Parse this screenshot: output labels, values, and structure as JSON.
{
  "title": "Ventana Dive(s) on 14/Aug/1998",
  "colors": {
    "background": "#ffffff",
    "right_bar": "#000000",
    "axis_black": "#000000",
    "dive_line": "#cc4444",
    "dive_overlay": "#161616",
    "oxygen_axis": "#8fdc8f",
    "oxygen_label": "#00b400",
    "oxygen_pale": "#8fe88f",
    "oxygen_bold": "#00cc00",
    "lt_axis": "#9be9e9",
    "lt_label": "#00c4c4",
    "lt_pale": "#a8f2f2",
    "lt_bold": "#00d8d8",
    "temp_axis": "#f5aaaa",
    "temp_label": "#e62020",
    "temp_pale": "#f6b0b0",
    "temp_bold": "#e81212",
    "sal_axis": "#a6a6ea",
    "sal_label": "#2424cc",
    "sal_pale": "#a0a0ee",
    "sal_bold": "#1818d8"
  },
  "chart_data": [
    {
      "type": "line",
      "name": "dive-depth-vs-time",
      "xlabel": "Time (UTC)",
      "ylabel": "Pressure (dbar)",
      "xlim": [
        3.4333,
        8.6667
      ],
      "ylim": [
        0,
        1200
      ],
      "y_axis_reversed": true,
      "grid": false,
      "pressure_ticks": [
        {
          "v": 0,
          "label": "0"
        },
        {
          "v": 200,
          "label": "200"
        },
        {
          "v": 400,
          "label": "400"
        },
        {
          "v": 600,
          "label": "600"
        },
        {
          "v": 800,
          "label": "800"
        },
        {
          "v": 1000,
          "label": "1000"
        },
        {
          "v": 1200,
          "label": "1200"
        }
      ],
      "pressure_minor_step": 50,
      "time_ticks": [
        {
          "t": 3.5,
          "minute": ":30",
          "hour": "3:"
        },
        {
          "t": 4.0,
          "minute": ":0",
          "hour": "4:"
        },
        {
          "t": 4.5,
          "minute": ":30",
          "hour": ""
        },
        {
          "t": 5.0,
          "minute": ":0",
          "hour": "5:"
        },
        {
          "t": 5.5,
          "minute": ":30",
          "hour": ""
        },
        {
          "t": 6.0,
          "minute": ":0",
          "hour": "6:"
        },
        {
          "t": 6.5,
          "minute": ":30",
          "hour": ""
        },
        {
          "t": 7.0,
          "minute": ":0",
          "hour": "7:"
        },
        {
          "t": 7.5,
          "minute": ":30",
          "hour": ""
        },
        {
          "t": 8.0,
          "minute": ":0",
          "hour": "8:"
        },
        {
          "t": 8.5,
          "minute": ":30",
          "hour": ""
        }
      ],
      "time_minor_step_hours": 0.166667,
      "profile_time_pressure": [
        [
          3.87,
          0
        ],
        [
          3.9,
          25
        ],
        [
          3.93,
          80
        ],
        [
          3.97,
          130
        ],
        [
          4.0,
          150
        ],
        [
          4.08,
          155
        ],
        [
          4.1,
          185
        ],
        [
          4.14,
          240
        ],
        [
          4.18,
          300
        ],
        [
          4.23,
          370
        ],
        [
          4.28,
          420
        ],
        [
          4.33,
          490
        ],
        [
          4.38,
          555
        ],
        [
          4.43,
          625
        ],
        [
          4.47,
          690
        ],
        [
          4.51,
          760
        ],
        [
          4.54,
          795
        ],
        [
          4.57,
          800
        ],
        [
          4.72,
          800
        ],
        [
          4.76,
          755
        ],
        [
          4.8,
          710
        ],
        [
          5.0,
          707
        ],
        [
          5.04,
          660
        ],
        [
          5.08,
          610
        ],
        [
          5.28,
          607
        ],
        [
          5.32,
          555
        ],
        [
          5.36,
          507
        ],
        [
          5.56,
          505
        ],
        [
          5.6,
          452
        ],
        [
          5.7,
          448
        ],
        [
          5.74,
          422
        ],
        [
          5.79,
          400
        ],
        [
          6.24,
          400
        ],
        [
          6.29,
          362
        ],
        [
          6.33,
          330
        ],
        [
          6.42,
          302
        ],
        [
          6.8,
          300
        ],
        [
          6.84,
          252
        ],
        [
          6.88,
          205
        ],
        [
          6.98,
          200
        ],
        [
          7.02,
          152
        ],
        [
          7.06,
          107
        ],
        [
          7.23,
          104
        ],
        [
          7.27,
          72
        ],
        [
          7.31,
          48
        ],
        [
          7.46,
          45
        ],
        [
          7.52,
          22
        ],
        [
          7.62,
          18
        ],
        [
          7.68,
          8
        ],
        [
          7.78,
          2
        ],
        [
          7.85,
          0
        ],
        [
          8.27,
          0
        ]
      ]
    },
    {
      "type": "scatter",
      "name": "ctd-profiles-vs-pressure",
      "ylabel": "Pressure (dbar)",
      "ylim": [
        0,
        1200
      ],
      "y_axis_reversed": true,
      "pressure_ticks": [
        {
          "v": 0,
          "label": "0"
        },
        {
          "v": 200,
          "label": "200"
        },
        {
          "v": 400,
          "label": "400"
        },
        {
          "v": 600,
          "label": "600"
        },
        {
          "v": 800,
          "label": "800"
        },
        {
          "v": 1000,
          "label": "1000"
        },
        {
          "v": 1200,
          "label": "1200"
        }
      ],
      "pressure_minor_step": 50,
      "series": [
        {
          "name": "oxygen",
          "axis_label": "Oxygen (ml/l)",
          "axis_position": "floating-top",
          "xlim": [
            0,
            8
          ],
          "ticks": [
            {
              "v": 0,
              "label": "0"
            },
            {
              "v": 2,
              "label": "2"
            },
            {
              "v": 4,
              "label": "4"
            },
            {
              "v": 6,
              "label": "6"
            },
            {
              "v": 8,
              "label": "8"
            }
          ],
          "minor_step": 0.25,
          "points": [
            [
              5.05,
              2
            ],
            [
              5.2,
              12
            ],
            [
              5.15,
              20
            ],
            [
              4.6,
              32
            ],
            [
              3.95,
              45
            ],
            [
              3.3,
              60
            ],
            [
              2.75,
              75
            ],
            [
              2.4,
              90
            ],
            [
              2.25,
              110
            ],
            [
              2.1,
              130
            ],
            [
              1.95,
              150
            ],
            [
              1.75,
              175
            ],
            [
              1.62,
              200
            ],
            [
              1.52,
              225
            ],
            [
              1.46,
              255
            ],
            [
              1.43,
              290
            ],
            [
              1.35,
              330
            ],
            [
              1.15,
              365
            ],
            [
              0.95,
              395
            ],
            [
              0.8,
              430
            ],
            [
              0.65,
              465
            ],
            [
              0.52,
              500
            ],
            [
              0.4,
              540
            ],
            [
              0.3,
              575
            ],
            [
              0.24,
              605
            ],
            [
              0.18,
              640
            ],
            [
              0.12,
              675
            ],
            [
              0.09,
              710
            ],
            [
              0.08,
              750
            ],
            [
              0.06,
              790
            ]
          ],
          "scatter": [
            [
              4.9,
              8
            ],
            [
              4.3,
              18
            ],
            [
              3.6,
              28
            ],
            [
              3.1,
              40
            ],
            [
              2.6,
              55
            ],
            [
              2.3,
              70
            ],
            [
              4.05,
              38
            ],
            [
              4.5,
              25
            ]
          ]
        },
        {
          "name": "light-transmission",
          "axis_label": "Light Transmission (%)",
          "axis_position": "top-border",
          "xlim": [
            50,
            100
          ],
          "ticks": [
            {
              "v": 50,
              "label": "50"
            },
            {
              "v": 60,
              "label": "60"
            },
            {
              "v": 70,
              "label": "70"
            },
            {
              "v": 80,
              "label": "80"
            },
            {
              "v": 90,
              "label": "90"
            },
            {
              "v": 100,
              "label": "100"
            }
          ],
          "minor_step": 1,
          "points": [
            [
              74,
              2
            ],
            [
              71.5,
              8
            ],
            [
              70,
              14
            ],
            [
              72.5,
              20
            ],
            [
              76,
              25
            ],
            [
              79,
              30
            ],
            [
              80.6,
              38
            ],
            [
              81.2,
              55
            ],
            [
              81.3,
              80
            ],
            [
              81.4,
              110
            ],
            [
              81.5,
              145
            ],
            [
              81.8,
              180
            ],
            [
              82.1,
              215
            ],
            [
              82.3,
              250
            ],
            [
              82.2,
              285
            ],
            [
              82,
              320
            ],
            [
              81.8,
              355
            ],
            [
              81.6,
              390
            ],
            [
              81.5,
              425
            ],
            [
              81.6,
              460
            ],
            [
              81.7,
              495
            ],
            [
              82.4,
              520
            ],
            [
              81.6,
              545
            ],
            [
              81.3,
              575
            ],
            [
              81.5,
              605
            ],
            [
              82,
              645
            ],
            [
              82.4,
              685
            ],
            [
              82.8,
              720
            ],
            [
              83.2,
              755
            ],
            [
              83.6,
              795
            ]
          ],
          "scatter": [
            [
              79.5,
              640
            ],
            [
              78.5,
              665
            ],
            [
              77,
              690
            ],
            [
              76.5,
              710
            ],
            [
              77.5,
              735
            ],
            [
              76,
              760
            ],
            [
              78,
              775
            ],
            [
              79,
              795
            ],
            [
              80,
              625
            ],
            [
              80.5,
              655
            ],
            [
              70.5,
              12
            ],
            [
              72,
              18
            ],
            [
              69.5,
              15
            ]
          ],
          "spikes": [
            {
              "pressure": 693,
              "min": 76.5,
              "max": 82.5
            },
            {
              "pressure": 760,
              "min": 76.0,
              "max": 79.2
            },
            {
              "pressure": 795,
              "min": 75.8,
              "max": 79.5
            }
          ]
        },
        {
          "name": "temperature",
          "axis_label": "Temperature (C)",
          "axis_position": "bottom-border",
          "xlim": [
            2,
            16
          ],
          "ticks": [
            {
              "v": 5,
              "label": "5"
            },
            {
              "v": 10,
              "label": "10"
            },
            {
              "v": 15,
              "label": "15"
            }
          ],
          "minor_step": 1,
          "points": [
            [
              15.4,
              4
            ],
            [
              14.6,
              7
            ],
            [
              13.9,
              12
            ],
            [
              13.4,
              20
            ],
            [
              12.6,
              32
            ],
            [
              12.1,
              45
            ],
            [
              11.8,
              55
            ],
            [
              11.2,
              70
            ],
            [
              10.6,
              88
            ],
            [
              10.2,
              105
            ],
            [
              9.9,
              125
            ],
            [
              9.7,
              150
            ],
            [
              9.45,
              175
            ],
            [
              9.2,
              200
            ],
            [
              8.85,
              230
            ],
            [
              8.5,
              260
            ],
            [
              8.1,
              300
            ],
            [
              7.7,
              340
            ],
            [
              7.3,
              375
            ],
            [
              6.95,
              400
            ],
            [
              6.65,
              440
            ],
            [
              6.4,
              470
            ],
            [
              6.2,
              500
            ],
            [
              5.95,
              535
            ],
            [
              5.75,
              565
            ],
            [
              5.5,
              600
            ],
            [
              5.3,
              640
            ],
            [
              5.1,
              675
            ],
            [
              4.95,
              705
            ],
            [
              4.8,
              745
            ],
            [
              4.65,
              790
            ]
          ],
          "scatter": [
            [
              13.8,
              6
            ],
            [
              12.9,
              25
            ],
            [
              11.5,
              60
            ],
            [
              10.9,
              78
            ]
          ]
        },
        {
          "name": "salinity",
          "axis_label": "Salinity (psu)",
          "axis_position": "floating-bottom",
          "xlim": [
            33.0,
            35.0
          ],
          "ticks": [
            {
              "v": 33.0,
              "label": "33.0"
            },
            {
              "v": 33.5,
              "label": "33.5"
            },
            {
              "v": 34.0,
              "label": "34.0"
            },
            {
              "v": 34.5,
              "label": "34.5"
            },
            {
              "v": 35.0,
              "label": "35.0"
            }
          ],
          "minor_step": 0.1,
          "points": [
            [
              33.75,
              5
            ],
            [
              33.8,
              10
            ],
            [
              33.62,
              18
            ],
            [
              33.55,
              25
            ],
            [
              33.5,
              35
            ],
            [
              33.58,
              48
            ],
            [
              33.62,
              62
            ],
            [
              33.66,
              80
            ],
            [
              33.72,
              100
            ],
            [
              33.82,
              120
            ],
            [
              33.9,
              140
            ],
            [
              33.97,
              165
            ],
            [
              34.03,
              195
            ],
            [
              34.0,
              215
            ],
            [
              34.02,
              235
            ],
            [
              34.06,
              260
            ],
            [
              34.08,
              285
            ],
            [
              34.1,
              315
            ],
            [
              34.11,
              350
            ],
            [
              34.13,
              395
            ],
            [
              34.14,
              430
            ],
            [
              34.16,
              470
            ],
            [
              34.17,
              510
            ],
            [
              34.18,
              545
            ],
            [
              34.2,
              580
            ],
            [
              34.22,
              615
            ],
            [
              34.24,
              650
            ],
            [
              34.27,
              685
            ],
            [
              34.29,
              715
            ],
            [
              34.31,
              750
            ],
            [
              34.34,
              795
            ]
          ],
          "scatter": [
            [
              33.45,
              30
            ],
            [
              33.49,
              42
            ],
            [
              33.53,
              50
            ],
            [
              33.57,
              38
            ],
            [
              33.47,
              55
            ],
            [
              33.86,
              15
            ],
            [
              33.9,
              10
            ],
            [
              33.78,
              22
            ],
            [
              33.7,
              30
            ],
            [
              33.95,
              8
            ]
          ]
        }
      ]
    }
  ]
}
------------------------------------------------
| What is required |
Show every line that contains the word "floating".

| Exercise answer |
          "axis_position": "floating-top",
          "axis_position": "floating-bottom",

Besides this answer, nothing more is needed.